To do
Print out the entries below with no edits.

━━━━━━━━━━━━━━━━━━━━

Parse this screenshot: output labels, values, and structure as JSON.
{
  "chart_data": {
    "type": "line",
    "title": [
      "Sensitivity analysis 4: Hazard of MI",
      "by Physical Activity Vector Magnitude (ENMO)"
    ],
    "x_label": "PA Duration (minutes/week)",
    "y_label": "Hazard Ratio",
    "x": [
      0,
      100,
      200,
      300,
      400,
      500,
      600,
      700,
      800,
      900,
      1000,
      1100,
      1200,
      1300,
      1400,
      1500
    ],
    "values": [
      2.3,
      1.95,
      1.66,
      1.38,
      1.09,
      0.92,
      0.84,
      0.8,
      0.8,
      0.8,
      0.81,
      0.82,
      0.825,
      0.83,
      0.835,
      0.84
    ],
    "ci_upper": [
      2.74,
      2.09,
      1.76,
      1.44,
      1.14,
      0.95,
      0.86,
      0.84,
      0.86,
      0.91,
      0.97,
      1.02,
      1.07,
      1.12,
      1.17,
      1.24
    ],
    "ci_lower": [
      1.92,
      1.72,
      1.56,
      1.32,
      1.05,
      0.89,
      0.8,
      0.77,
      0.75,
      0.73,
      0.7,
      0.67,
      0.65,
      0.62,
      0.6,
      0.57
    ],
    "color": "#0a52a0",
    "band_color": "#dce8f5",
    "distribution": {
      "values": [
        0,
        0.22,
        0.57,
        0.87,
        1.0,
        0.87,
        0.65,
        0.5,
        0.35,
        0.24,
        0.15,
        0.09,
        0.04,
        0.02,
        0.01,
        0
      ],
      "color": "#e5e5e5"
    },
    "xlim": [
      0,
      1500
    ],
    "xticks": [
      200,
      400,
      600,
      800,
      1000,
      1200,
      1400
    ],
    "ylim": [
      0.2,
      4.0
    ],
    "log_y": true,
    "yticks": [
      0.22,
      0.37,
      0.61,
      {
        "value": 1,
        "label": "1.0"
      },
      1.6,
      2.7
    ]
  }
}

━━━━━━━━━━━━━━━━━━━━

Right answer
Parse this screenshot: output labels, values, and structure as JSON.
{
  "chart_data": {
    "type": "line",
    "title": [
      "Sensitivity analysis 4: Hazard of MI",
      "by Physical Activity Vector Magnitude (ENMO)"
    ],
    "x_label": "PA Duration (minutes/week)",
    "y_label": "Hazard Ratio",
    "x": [
      0,
      100,
      200,
      300,
      400,
      500,
      600,
      700,
      800,
      900,
      1000,
      1100,
      1200,
      1300,
      1400,
      1500
    ],
    "values": [
      2.3,
      1.95,
      1.66,
      1.38,
      1.09,
      0.92,
      0.84,
      0.8,
      0.8,
      0.8,
      0.81,
      0.82,
      0.825,
      0.83,
      0.835,
      0.84
    ],
    "ci_upper": [
      2.74,
      2.09,
      1.76,
      1.44,
      1.14,
      0.95,
      0.86,
      0.84,
      0.86,
      0.91,
      0.97,
      1.02,
      1.07,
      1.12,
      1.17,
      1.24
    ],
    "ci_lower": [
      1.92,
      1.72,
      1.56,
      1.32,
      1.05,
      0.89,
      0.8,
      0.77,
      0.75,
      0.73,
      0.7,
      0.67,
      0.65,
      0.62,
      0.6,
      0.57
    ],
    "color": "#0a52a0",
    "band_color": "#dce8f5",
    "distribution": {
      "values": [
        0,
        0.22,
        0.57,
        0.87,
        1.0,
        0.87,
        0.65,
        0.5,
        0.35,
        0.24,
        0.15,
        0.09,
        0.04,
        0.02,
        0.01,
        0
      ],
      "color": "#e5e5e5"
    },
    "xlim": [
      0,
      1500
    ],
    "xticks": [
      200,
      400,
      600,
      800,
      1000,
      1200,
      1400
    ],
    "ylim": [
      0.2,
      4.0
    ],
    "log_y": true,
    "yticks": [
      0.22,
      0.37,
      0.61,
      {
        "value": 1,
        "label": "1.0"
      },
      1.6,
      2.7
    ]
  }
}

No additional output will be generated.